* EXERCISE GOAL: Extract the complete listing and output it unchanged.

═══ RECORDED DATA ═══

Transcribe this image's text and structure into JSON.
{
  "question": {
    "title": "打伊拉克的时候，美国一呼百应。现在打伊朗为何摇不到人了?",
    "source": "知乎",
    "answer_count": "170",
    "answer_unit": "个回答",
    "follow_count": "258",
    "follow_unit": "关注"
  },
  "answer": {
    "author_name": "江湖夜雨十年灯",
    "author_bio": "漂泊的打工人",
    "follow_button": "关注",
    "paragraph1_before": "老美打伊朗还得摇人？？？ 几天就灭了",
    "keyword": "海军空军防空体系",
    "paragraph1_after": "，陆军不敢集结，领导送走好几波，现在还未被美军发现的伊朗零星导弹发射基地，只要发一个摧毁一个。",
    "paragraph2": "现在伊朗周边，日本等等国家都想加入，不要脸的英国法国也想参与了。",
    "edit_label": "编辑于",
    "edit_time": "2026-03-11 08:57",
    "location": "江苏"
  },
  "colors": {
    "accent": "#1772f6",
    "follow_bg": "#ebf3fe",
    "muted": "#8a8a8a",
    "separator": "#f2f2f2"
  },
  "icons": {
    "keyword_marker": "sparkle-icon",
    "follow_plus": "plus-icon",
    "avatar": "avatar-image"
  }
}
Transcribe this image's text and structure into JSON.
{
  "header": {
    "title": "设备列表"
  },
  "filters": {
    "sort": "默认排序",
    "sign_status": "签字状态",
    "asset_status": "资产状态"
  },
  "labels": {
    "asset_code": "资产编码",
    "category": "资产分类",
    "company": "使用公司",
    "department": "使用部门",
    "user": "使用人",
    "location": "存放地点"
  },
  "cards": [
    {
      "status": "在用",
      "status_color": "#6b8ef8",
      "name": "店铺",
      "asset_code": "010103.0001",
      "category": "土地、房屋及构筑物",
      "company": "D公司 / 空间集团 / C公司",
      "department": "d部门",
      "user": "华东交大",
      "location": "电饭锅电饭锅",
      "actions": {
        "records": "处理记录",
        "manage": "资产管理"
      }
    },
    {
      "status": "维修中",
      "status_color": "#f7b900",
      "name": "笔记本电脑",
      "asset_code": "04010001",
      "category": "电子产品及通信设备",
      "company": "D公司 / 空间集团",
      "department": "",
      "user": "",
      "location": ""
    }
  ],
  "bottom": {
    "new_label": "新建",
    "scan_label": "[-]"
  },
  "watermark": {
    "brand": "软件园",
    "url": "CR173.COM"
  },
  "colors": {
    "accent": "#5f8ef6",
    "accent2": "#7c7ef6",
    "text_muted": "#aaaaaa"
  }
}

═══

* FINISHED TASK:
Transcribe this image's text and structure into JSON.
{
  "question": {
    "title": "打伊拉克的时候，美国一呼百应。现在打伊朗为何摇不到人了?",
    "source": "知乎",
    "answer_count": "170",
    "answer_unit": "个回答",
    "follow_count": "258",
    "follow_unit": "关注"
  },
  "answer": {
    "author_name": "江湖夜雨十年灯",
    "author_bio": "漂泊的打工人",
    "follow_button": "关注",
    "paragraph1_before": "老美打伊朗还得摇人？？？ 几天就灭了",
    "keyword": "海军空军防空体系",
    "paragraph1_after": "，陆军不敢集结，领导送走好几波，现在还未被美军发现的伊朗零星导弹发射基地，只要发一个摧毁一个。",
    "paragraph2": "现在伊朗周边，日本等等国家都想加入，不要脸的英国法国也想参与了。",
    "edit_label": "编辑于",
    "edit_time": "2026-03-11 08:57",
    "location": "江苏"
  },
  "colors": {
    "accent": "#1772f6",
    "follow_bg": "#ebf3fe",
    "muted": "#8a8a8a",
    "separator": "#f2f2f2"
  },
  "icons": {
    "keyword_marker": "sparkle-icon",
    "follow_plus": "plus-icon",
    "avatar": "avatar-image"
  }
}
Transcribe this image's text and structure into JSON.
{
  "header": {
    "title": "设备列表"
  },
  "filters": {
    "sort": "默认排序",
    "sign_status": "签字状态",
    "asset_status": "资产状态"
  },
  "labels": {
    "asset_code": "资产编码",
    "category": "资产分类",
    "company": "使用公司",
    "department": "使用部门",
    "user": "使用人",
    "location": "存放地点"
  },
  "cards": [
    {
      "status": "在用",
      "status_color": "#6b8ef8",
      "name": "店铺",
      "asset_code": "010103.0001",
      "category": "土地、房屋及构筑物",
      "company": "D公司 / 空间集团 / C公司",
      "department": "d部门",
      "user": "华东交大",
      "location": "电饭锅电饭锅",
      "actions": {
        "records": "处理记录",
        "manage": "资产管理"
      }
    },
    {
      "status": "维修中",
      "status_color": "#f7b900",
      "name": "笔记本电脑",
      "asset_code": "04010001",
      "category": "电子产品及通信设备",
      "company": "D公司 / 空间集团",
      "department": "",
      "user": "",
      "location": ""
    }
  ],
  "bottom": {
    "new_label": "新建",
    "scan_label": "[-]"
  },
  "watermark": {
    "brand": "软件园",
    "url": "CR173.COM"
  },
  "colors": {
    "accent": "#5f8ef6",
    "accent2": "#7c7ef6",
    "text_muted": "#aaaaaa"
  }
}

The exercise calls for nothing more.